Problem to work on: From the records below, extract all the text exactly and leave the images behind.

_ _ _

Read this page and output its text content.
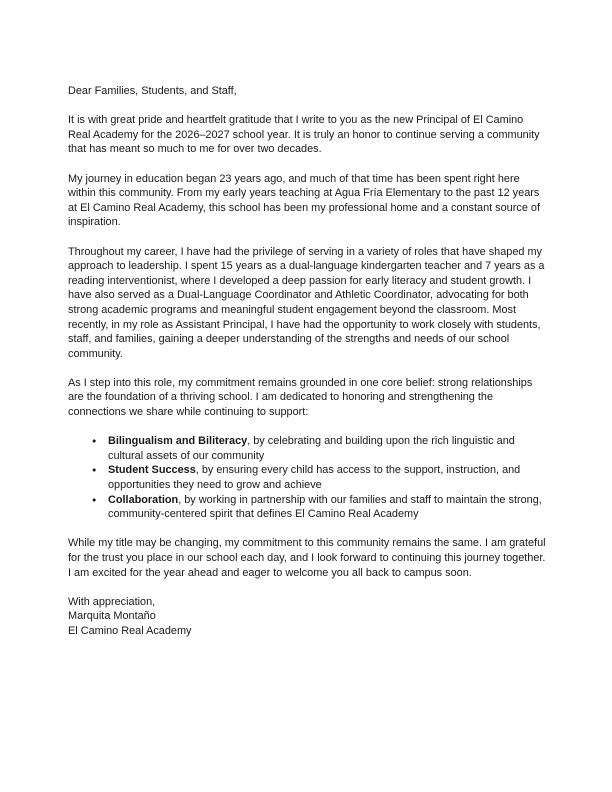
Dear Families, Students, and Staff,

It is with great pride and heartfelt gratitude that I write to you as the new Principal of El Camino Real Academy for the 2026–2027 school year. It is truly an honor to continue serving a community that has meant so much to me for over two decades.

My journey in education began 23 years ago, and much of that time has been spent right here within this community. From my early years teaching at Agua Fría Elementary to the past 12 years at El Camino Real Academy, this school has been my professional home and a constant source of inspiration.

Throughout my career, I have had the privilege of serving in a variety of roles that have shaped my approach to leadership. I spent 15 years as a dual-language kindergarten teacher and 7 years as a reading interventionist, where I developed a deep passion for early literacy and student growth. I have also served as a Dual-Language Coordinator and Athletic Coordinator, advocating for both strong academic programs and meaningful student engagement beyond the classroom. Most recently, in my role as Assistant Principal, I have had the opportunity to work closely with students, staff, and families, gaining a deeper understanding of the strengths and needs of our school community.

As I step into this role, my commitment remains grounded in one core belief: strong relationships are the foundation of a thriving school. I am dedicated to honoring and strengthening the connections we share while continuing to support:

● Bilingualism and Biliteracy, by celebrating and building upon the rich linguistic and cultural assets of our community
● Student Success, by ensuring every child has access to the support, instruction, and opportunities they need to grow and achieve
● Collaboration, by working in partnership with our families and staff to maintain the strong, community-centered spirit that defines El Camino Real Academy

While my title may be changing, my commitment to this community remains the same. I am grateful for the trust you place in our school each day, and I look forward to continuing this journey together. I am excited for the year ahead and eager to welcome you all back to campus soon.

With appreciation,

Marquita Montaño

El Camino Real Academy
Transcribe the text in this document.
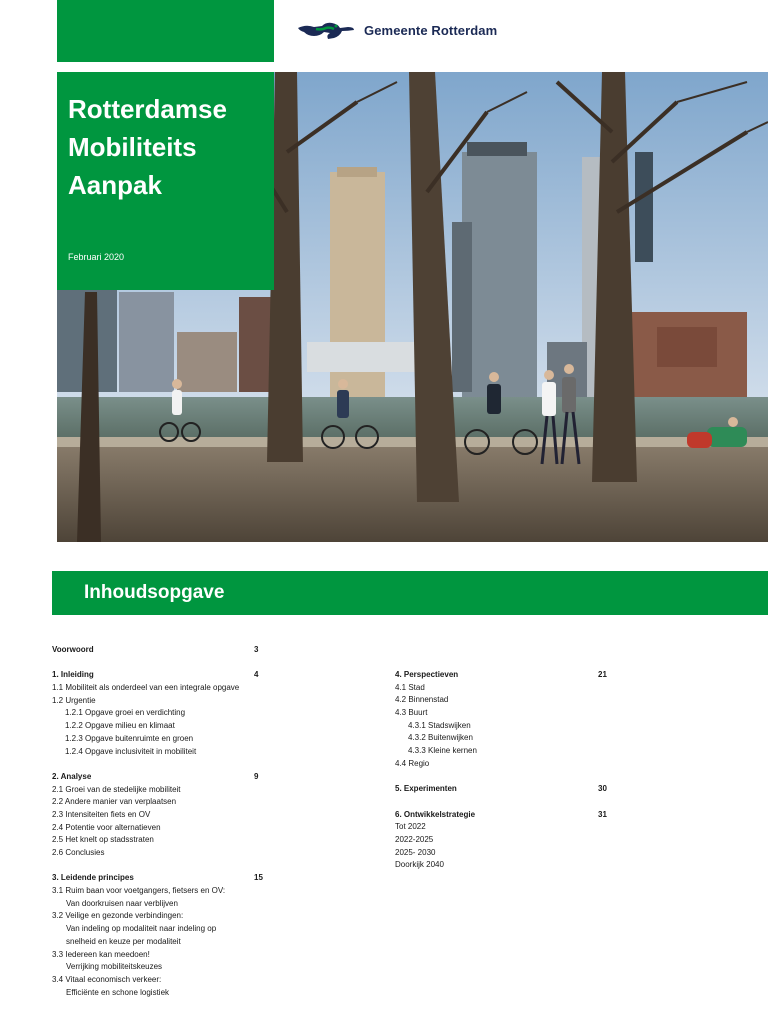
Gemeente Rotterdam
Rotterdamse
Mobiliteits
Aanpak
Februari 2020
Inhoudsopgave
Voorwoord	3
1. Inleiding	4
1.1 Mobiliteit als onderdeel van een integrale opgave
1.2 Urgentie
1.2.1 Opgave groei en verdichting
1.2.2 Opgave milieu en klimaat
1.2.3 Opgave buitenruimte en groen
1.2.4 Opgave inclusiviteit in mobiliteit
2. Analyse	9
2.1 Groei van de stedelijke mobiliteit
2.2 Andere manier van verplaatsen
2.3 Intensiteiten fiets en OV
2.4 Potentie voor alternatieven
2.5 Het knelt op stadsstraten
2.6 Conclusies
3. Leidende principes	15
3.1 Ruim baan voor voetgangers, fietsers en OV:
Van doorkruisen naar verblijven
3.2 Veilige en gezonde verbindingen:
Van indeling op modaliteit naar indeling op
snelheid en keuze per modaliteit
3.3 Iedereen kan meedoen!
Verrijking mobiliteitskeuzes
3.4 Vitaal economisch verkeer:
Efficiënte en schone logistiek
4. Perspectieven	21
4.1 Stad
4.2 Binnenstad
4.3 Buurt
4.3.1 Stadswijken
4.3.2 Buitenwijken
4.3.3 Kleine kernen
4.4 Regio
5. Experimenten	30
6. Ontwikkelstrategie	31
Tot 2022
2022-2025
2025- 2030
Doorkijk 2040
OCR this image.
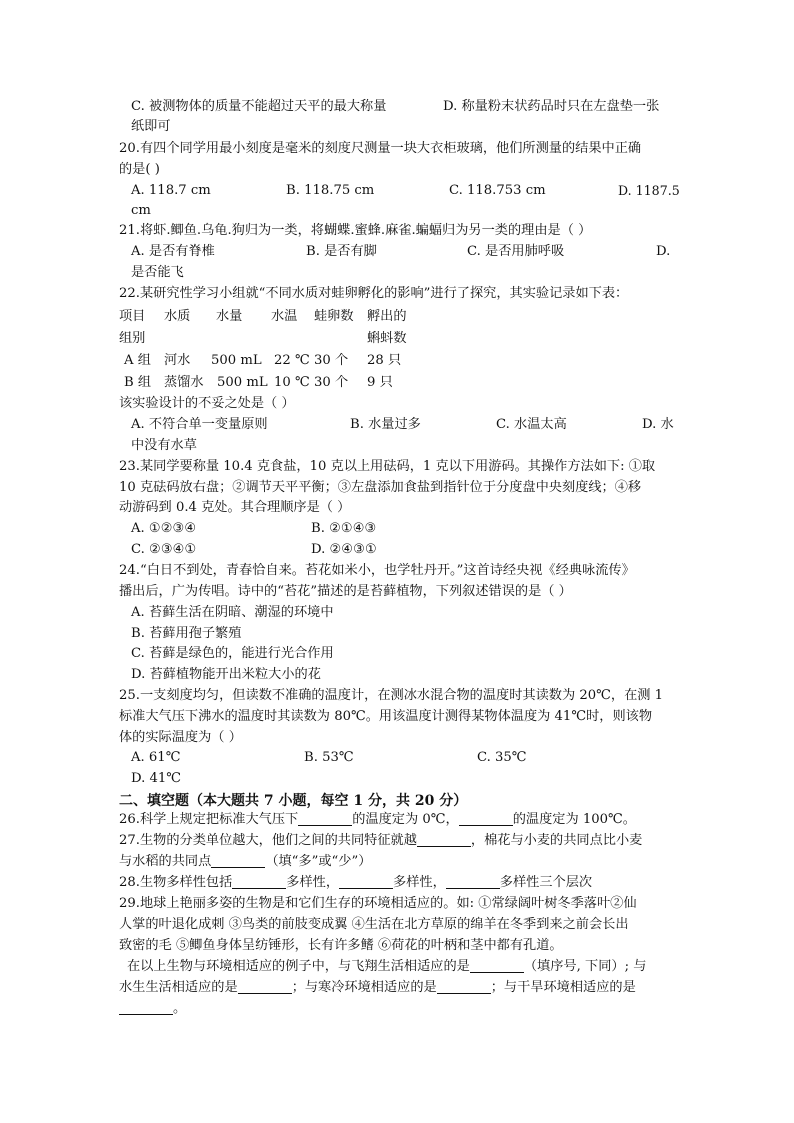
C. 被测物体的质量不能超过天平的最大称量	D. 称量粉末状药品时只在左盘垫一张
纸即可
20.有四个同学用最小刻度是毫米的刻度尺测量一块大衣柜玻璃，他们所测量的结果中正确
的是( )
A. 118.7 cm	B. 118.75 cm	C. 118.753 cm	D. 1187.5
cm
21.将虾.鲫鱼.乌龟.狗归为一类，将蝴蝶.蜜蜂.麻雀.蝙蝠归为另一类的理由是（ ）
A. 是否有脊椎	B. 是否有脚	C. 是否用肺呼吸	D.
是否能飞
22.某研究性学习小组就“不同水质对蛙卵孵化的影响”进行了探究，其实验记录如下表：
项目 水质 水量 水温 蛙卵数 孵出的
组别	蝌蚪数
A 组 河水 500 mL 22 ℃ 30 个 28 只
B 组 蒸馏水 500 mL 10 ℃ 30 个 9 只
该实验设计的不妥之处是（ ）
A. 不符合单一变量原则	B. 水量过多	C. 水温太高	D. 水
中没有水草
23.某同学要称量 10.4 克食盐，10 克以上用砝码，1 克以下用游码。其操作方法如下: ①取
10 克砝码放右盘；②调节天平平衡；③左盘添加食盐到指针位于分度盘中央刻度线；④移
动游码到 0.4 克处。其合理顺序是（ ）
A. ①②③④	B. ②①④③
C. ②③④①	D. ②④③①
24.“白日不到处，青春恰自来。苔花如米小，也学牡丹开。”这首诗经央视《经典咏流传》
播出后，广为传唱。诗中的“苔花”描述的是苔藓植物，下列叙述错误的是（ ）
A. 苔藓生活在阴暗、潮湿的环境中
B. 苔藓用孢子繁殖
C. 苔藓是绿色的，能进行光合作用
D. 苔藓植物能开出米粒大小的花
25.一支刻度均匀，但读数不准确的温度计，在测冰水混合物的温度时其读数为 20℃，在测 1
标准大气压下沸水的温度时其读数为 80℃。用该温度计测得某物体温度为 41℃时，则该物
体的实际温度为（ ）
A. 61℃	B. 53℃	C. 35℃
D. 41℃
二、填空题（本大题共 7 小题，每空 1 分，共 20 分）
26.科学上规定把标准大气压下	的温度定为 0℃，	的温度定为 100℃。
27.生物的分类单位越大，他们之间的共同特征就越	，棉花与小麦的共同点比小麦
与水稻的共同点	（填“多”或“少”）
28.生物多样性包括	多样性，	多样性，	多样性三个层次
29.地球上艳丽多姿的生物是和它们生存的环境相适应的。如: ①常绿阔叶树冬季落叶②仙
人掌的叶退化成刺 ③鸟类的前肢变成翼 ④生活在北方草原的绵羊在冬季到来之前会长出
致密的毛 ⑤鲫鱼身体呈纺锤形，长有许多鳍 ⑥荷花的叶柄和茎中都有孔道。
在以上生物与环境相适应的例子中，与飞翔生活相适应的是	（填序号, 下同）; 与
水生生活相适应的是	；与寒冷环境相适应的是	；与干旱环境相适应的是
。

_ _ _

Final result:
Read this page and output its text content.
Dear Families, Students, and Staff,

It is with great pride and heartfelt gratitude that I write to you as the new Principal of El Camino Real Academy for the 2026–2027 school year. It is truly an honor to continue serving a community that has meant so much to me for over two decades.

My journey in education began 23 years ago, and much of that time has been spent right here within this community. From my early years teaching at Agua Fría Elementary to the past 12 years at El Camino Real Academy, this school has been my professional home and a constant source of inspiration.

Throughout my career, I have had the privilege of serving in a variety of roles that have shaped my approach to leadership. I spent 15 years as a dual-language kindergarten teacher and 7 years as a reading interventionist, where I developed a deep passion for early literacy and student growth. I have also served as a Dual-Language Coordinator and Athletic Coordinator, advocating for both strong academic programs and meaningful student engagement beyond the classroom. Most recently, in my role as Assistant Principal, I have had the opportunity to work closely with students, staff, and families, gaining a deeper understanding of the strengths and needs of our school community.

As I step into this role, my commitment remains grounded in one core belief: strong relationships are the foundation of a thriving school. I am dedicated to honoring and strengthening the connections we share while continuing to support:

● Bilingualism and Biliteracy, by celebrating and building upon the rich linguistic and cultural assets of our community
● Student Success, by ensuring every child has access to the support, instruction, and opportunities they need to grow and achieve
● Collaboration, by working in partnership with our families and staff to maintain the strong, community-centered spirit that defines El Camino Real Academy

While my title may be changing, my commitment to this community remains the same. I am grateful for the trust you place in our school each day, and I look forward to continuing this journey together. I am excited for the year ahead and eager to welcome you all back to campus soon.

With appreciation,

Marquita Montaño

El Camino Real Academy
Transcribe the text in this document.
Gemeente Rotterdam
Rotterdamse
Mobiliteits
Aanpak
Februari 2020
Inhoudsopgave
Voorwoord	3
1. Inleiding	4
1.1 Mobiliteit als onderdeel van een integrale opgave
1.2 Urgentie
1.2.1 Opgave groei en verdichting
1.2.2 Opgave milieu en klimaat
1.2.3 Opgave buitenruimte en groen
1.2.4 Opgave inclusiviteit in mobiliteit
2. Analyse	9
2.1 Groei van de stedelijke mobiliteit
2.2 Andere manier van verplaatsen
2.3 Intensiteiten fiets en OV
2.4 Potentie voor alternatieven
2.5 Het knelt op stadsstraten
2.6 Conclusies
3. Leidende principes	15
3.1 Ruim baan voor voetgangers, fietsers en OV:
Van doorkruisen naar verblijven
3.2 Veilige en gezonde verbindingen:
Van indeling op modaliteit naar indeling op
snelheid en keuze per modaliteit
3.3 Iedereen kan meedoen!
Verrijking mobiliteitskeuzes
3.4 Vitaal economisch verkeer:
Efficiënte en schone logistiek
4. Perspectieven	21
4.1 Stad
4.2 Binnenstad
4.3 Buurt
4.3.1 Stadswijken
4.3.2 Buitenwijken
4.3.3 Kleine kernen
4.4 Regio
5. Experimenten	30
6. Ontwikkelstrategie	31
Tot 2022
2022-2025
2025- 2030
Doorkijk 2040
OCR this image.
C. 被测物体的质量不能超过天平的最大称量	D. 称量粉末状药品时只在左盘垫一张
纸即可
20.有四个同学用最小刻度是毫米的刻度尺测量一块大衣柜玻璃，他们所测量的结果中正确
的是( )
A. 118.7 cm	B. 118.75 cm	C. 118.753 cm	D. 1187.5
cm
21.将虾.鲫鱼.乌龟.狗归为一类，将蝴蝶.蜜蜂.麻雀.蝙蝠归为另一类的理由是（ ）
A. 是否有脊椎	B. 是否有脚	C. 是否用肺呼吸	D.
是否能飞
22.某研究性学习小组就“不同水质对蛙卵孵化的影响”进行了探究，其实验记录如下表：
项目 水质 水量 水温 蛙卵数 孵出的
组别	蝌蚪数
A 组 河水 500 mL 22 ℃ 30 个 28 只
B 组 蒸馏水 500 mL 10 ℃ 30 个 9 只
该实验设计的不妥之处是（ ）
A. 不符合单一变量原则	B. 水量过多	C. 水温太高	D. 水
中没有水草
23.某同学要称量 10.4 克食盐，10 克以上用砝码，1 克以下用游码。其操作方法如下: ①取
10 克砝码放右盘；②调节天平平衡；③左盘添加食盐到指针位于分度盘中央刻度线；④移
动游码到 0.4 克处。其合理顺序是（ ）
A. ①②③④	B. ②①④③
C. ②③④①	D. ②④③①
24.“白日不到处，青春恰自来。苔花如米小，也学牡丹开。”这首诗经央视《经典咏流传》
播出后，广为传唱。诗中的“苔花”描述的是苔藓植物，下列叙述错误的是（ ）
A. 苔藓生活在阴暗、潮湿的环境中
B. 苔藓用孢子繁殖
C. 苔藓是绿色的，能进行光合作用
D. 苔藓植物能开出米粒大小的花
25.一支刻度均匀，但读数不准确的温度计，在测冰水混合物的温度时其读数为 20℃，在测 1
标准大气压下沸水的温度时其读数为 80℃。用该温度计测得某物体温度为 41℃时，则该物
体的实际温度为（ ）
A. 61℃	B. 53℃	C. 35℃
D. 41℃
二、填空题（本大题共 7 小题，每空 1 分，共 20 分）
26.科学上规定把标准大气压下	的温度定为 0℃，	的温度定为 100℃。
27.生物的分类单位越大，他们之间的共同特征就越	，棉花与小麦的共同点比小麦
与水稻的共同点	（填“多”或“少”）
28.生物多样性包括	多样性，	多样性，	多样性三个层次
29.地球上艳丽多姿的生物是和它们生存的环境相适应的。如: ①常绿阔叶树冬季落叶②仙
人掌的叶退化成刺 ③鸟类的前肢变成翼 ④生活在北方草原的绵羊在冬季到来之前会长出
致密的毛 ⑤鲫鱼身体呈纺锤形，长有许多鳍 ⑥荷花的叶柄和茎中都有孔道。
在以上生物与环境相适应的例子中，与飞翔生活相适应的是	（填序号, 下同）; 与
水生生活相适应的是	；与寒冷环境相适应的是	；与干旱环境相适应的是
。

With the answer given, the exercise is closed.